Work instructions >> Write out the full listing exactly as given, minus the images.

(Data entries)

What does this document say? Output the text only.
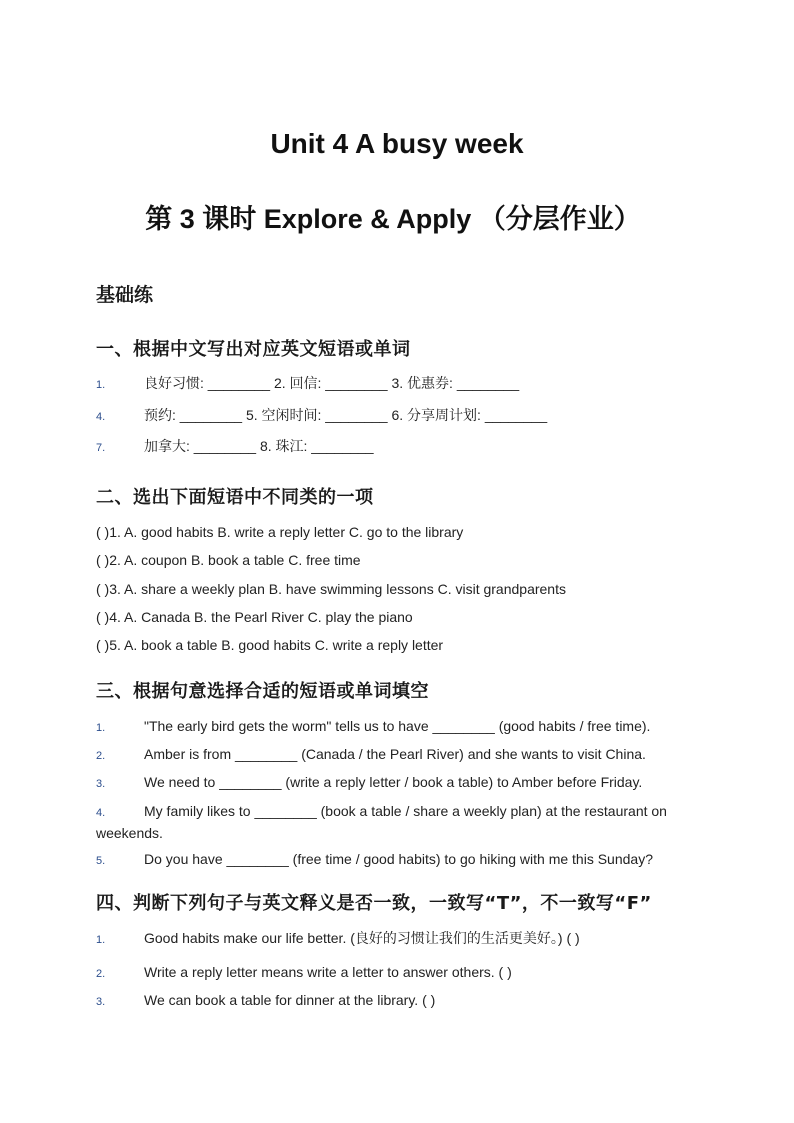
Unit 4 A busy week
第 3 课时 Explore & Apply （分层作业）
基础练
一、根据中文写出对应英文短语或单词
1.	良好习惯: ________ 2. 回信: ________ 3. 优惠券: ________
4.	预约: ________ 5. 空闲时间: ________ 6. 分享周计划: ________
7.	加拿大: ________ 8. 珠江: ________
二、选出下面短语中不同类的一项
( )1. A. good habits B. write a reply letter C. go to the library
( )2. A. coupon B. book a table C. free time
( )3. A. share a weekly plan B. have swimming lessons C. visit grandparents
( )4. A. Canada B. the Pearl River C. play the piano
( )5. A. book a table B. good habits C. write a reply letter
三、根据句意选择合适的短语或单词填空
1.	"The early bird gets the worm" tells us to have ________ (good habits / free time).
2.	Amber is from ________ (Canada / the Pearl River) and she wants to visit China.
3.	We need to ________ (write a reply letter / book a table) to Amber before Friday.
4.	My family likes to ________ (book a table / share a weekly plan) at the restaurant on
weekends.
5.	Do you have ________ (free time / good habits) to go hiking with me this Sunday?
四、判断下列句子与英文释义是否一致，一致写“T”，不一致写“F”
1.	Good habits make our life better. (良好的习惯让我们的生活更美好。) ( )
2.	Write a reply letter means write a letter to answer others. ( )
3.	We can book a table for dinner at the library. ( )
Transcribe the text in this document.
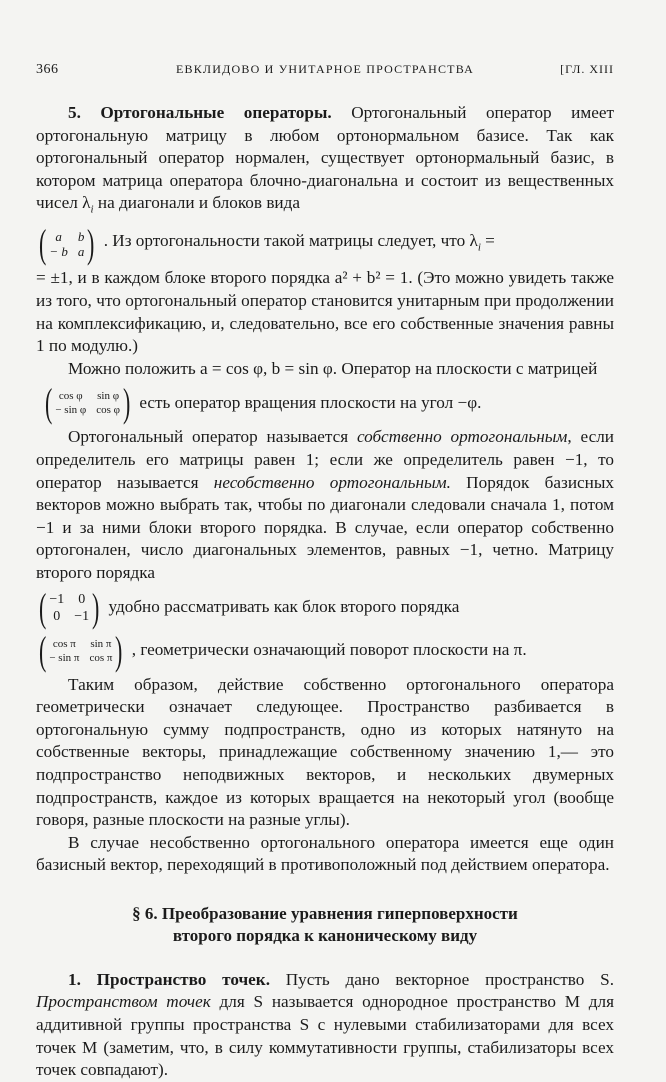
366	ЕВКЛИДОВО И УНИТАРНОЕ ПРОСТРАНСТВА	[ГЛ. XIII

5. Ортогональные операторы. Ортогональный оператор имеет ортогональную матрицу в любом ортонормальном базисе. Так как ортогональный оператор нормален, существует ортонормальный базис, в котором матрица оператора блочно-диагональна и состоит из вещественных чисел $\lambda_i$ на диагонали и блоков вида

( a	b
− b a ) . Из ортогональности такой матрицы следует, что $\lambda_i$ =

= ±1, и в каждом блоке второго порядка a² + b² = 1. (Это можно увидеть также из того, что ортогональный оператор становится унитарным при продолжении на комплексификацию, и, следовательно, все его собственные значения равны 1 по модулю.)

Можно положить a = cos φ, b = sin φ. Оператор на плоскости с матрицей

( cos φ	sin φ
− sin φ cos φ ) есть оператор вращения плоскости на угол −φ.

Ортогональный оператор называется собственно ортогональным, если определитель его матрицы равен 1; если же определитель равен −1, то оператор называется несобственно ортогональным. Порядок базисных векторов можно выбрать так, чтобы по диагонали следовали сначала 1, потом −1 и за ними блоки второго порядка. В случае, если оператор собственно ортогонален, число диагональных элементов, равных −1, четно. Матрицу второго порядка

( −1 0
0 −1 ) удобно рассматривать как блок второго порядка
( cos π	sin π
− sin π cos π ) , геометрически означающий поворот плоскости на π.

Таким образом, действие собственно ортогонального оператора геометрически означает следующее. Пространство разбивается в ортогональную сумму подпространств, одно из которых натянуто на собственные векторы, принадлежащие собственному значению 1,— это подпространство неподвижных векторов, и нескольких двумерных подпространств, каждое из которых вращается на некоторый угол (вообще говоря, разные плоскости на разные углы).

В случае несобственно ортогонального оператора имеется еще один базисный вектор, переходящий в противоположный под действием оператора.

§ 6. Преобразование уравнения гиперповерхности
второго порядка к каноническому виду

1. Пространство точек. Пусть дано векторное пространство S. Пространством точек для S называется однородное пространство M для аддитивной группы пространства S с нулевыми стабилизаторами для всех точек M (заметим, что, в силу коммутативности группы, стабилизаторы всех точек совпадают).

Solution >>
What does this document say? Output the text only.
Unit 4 A busy week
第 3 课时 Explore & Apply （分层作业）
基础练
一、根据中文写出对应英文短语或单词
1.	良好习惯: ________ 2. 回信: ________ 3. 优惠券: ________
4.	预约: ________ 5. 空闲时间: ________ 6. 分享周计划: ________
7.	加拿大: ________ 8. 珠江: ________
二、选出下面短语中不同类的一项
( )1. A. good habits B. write a reply letter C. go to the library
( )2. A. coupon B. book a table C. free time
( )3. A. share a weekly plan B. have swimming lessons C. visit grandparents
( )4. A. Canada B. the Pearl River C. play the piano
( )5. A. book a table B. good habits C. write a reply letter
三、根据句意选择合适的短语或单词填空
1.	"The early bird gets the worm" tells us to have ________ (good habits / free time).
2.	Amber is from ________ (Canada / the Pearl River) and she wants to visit China.
3.	We need to ________ (write a reply letter / book a table) to Amber before Friday.
4.	My family likes to ________ (book a table / share a weekly plan) at the restaurant on
weekends.
5.	Do you have ________ (free time / good habits) to go hiking with me this Sunday?
四、判断下列句子与英文释义是否一致，一致写“T”，不一致写“F”
1.	Good habits make our life better. (良好的习惯让我们的生活更美好。) ( )
2.	Write a reply letter means write a letter to answer others. ( )
3.	We can book a table for dinner at the library. ( )
Transcribe the text in this document.
366	ЕВКЛИДОВО И УНИТАРНОЕ ПРОСТРАНСТВА	[ГЛ. XIII

5. Ортогональные операторы. Ортогональный оператор имеет ортогональную матрицу в любом ортонормальном базисе. Так как ортогональный оператор нормален, существует ортонормальный базис, в котором матрица оператора блочно-диагональна и состоит из вещественных чисел $\lambda_i$ на диагонали и блоков вида

( a	b
− b a ) . Из ортогональности такой матрицы следует, что $\lambda_i$ =

= ±1, и в каждом блоке второго порядка a² + b² = 1. (Это можно увидеть также из того, что ортогональный оператор становится унитарным при продолжении на комплексификацию, и, следовательно, все его собственные значения равны 1 по модулю.)

Можно положить a = cos φ, b = sin φ. Оператор на плоскости с матрицей

( cos φ	sin φ
− sin φ cos φ ) есть оператор вращения плоскости на угол −φ.

Ортогональный оператор называется собственно ортогональным, если определитель его матрицы равен 1; если же определитель равен −1, то оператор называется несобственно ортогональным. Порядок базисных векторов можно выбрать так, чтобы по диагонали следовали сначала 1, потом −1 и за ними блоки второго порядка. В случае, если оператор собственно ортогонален, число диагональных элементов, равных −1, четно. Матрицу второго порядка

( −1 0
0 −1 ) удобно рассматривать как блок второго порядка
( cos π	sin π
− sin π cos π ) , геометрически означающий поворот плоскости на π.

Таким образом, действие собственно ортогонального оператора геометрически означает следующее. Пространство разбивается в ортогональную сумму подпространств, одно из которых натянуто на собственные векторы, принадлежащие собственному значению 1,— это подпространство неподвижных векторов, и нескольких двумерных подпространств, каждое из которых вращается на некоторый угол (вообще говоря, разные плоскости на разные углы).

В случае несобственно ортогонального оператора имеется еще один базисный вектор, переходящий в противоположный под действием оператора.

§ 6. Преобразование уравнения гиперповерхности
второго порядка к каноническому виду

1. Пространство точек. Пусть дано векторное пространство S. Пространством точек для S называется однородное пространство M для аддитивной группы пространства S с нулевыми стабилизаторами для всех точек M (заметим, что, в силу коммутативности группы, стабилизаторы всех точек совпадают).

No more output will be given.